▸ What is needed
Locate each line containing the string "order" and copy it out.

[Start of Listed records]

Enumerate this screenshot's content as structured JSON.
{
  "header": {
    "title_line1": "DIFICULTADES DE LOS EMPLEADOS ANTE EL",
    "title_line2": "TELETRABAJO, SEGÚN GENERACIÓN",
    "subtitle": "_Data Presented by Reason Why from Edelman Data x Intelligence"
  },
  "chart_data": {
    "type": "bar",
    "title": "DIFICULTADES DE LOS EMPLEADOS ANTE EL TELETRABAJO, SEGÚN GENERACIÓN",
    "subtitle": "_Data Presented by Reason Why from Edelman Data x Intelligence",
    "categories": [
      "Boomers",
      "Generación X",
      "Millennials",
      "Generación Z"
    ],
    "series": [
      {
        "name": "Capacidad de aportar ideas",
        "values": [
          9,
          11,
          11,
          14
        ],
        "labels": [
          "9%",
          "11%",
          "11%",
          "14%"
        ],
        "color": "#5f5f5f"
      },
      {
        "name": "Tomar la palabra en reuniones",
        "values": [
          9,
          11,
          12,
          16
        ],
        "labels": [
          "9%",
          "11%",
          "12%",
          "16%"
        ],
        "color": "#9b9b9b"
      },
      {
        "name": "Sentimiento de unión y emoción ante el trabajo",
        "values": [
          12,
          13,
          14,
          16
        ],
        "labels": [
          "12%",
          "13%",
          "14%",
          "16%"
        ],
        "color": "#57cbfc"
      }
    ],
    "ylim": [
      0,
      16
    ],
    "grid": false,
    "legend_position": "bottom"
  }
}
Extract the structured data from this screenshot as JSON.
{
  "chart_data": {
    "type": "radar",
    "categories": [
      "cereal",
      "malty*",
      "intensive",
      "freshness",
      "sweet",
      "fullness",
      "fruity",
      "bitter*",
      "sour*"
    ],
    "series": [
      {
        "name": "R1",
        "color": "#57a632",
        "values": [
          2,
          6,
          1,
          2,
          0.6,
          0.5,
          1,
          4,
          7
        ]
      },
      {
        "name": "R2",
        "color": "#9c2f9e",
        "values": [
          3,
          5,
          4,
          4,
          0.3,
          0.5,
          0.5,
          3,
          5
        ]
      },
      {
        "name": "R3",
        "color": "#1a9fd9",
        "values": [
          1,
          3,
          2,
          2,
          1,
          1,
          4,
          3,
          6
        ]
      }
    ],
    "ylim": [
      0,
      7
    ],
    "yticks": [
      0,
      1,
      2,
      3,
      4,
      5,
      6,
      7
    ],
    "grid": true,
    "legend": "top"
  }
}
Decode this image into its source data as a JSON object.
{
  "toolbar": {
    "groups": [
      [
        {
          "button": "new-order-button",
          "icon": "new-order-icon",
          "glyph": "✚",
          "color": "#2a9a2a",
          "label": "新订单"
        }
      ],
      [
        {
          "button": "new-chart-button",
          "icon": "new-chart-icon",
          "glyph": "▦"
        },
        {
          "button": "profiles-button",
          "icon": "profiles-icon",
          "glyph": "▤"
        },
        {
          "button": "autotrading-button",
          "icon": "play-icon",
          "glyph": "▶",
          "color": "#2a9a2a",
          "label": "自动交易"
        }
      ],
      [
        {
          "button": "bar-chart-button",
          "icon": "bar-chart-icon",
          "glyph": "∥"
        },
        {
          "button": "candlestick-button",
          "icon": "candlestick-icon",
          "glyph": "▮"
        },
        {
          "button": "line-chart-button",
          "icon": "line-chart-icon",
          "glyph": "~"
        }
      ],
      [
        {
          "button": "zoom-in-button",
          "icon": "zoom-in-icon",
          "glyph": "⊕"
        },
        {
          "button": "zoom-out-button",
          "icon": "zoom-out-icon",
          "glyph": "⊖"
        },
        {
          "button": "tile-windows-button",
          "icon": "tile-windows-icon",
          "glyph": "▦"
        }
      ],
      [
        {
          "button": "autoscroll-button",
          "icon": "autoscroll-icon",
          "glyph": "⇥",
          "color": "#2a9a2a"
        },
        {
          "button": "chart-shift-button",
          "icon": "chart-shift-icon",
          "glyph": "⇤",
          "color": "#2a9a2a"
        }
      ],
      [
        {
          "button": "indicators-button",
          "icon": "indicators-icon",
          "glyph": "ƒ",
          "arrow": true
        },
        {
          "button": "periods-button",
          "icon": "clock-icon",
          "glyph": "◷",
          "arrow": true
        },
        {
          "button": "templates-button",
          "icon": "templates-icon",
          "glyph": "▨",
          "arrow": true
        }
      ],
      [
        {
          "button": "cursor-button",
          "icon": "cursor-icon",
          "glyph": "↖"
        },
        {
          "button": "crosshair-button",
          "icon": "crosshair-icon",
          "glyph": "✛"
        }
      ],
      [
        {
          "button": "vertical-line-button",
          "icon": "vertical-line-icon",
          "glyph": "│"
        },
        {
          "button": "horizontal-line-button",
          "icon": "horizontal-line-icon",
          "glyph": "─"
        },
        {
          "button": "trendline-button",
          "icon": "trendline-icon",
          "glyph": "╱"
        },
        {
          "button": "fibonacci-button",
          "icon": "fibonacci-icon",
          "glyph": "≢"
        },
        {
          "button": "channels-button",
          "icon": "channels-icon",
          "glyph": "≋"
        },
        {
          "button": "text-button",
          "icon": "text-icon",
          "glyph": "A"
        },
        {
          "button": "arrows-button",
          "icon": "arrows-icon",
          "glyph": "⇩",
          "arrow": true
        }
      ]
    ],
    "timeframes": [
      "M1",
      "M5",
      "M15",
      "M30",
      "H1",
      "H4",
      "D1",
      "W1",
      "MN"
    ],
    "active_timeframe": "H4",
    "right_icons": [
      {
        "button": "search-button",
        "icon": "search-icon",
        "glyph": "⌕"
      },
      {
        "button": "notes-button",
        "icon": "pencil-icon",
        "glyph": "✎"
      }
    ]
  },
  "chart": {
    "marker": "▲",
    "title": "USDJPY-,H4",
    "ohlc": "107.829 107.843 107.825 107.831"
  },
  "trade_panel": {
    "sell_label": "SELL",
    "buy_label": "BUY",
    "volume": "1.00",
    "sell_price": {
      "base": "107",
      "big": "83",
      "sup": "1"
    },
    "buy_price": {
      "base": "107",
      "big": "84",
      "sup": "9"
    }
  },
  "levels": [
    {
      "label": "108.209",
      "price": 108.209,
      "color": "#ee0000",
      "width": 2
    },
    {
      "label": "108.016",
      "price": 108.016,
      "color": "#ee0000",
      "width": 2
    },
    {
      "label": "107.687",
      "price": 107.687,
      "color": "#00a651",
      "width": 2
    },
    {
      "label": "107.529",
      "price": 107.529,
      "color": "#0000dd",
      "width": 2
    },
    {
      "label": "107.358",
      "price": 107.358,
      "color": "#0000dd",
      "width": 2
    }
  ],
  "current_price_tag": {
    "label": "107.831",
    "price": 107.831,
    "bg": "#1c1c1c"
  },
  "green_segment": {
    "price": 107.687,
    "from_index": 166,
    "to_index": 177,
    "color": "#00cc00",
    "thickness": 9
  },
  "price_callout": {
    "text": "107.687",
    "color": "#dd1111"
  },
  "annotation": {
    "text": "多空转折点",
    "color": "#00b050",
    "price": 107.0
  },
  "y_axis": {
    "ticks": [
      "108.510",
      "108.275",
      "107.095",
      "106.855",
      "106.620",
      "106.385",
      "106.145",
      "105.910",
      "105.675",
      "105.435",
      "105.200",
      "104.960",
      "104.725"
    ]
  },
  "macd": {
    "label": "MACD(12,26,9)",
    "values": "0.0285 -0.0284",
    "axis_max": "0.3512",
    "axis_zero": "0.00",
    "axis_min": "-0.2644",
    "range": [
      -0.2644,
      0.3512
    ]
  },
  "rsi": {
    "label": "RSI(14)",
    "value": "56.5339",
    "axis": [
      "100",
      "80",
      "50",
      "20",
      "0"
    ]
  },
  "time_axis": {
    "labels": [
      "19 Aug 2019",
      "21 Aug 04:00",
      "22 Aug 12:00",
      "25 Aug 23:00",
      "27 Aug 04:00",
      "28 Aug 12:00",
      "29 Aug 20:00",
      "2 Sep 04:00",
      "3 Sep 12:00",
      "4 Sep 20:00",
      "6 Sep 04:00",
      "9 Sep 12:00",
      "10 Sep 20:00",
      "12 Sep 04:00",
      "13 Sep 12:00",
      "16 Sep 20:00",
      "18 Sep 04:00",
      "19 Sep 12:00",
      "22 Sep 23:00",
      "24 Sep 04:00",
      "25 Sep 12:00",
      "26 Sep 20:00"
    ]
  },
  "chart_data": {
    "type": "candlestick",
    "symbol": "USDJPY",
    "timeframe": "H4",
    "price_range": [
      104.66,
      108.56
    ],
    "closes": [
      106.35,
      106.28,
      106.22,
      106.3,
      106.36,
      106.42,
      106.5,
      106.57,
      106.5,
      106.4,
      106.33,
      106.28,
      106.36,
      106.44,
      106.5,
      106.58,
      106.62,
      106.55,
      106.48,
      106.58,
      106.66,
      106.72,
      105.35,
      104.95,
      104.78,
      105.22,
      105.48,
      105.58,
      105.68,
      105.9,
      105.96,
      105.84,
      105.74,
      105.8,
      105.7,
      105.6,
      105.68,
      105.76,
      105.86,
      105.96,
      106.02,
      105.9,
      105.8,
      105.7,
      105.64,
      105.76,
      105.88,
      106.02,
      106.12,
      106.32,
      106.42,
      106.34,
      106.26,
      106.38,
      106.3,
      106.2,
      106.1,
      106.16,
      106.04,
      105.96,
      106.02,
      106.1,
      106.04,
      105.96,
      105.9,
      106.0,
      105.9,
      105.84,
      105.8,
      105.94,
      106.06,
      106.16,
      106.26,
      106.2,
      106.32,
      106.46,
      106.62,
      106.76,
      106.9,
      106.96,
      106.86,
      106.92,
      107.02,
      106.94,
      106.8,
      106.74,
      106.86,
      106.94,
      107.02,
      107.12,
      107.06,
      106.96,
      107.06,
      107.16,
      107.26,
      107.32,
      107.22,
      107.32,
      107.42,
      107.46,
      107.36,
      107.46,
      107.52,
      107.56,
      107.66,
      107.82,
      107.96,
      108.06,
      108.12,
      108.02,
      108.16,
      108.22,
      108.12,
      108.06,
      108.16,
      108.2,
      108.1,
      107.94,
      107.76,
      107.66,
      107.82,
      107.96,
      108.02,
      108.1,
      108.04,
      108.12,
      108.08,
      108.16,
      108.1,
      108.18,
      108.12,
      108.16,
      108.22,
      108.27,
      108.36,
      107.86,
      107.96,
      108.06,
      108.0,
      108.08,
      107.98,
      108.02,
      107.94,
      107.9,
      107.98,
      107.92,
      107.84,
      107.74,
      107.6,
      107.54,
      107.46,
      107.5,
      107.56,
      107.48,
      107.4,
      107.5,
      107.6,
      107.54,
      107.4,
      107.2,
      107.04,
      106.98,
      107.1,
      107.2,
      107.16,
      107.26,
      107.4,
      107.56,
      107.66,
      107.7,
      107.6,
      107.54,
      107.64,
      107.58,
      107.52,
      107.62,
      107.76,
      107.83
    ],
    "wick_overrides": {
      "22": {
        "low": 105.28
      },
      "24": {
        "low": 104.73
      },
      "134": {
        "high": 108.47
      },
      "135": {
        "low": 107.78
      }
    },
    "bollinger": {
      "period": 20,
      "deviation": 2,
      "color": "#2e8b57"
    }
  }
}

[End of Listed records]

▸ Solution for this task
          "button": "new-order-button",
          "icon": "new-order-icon",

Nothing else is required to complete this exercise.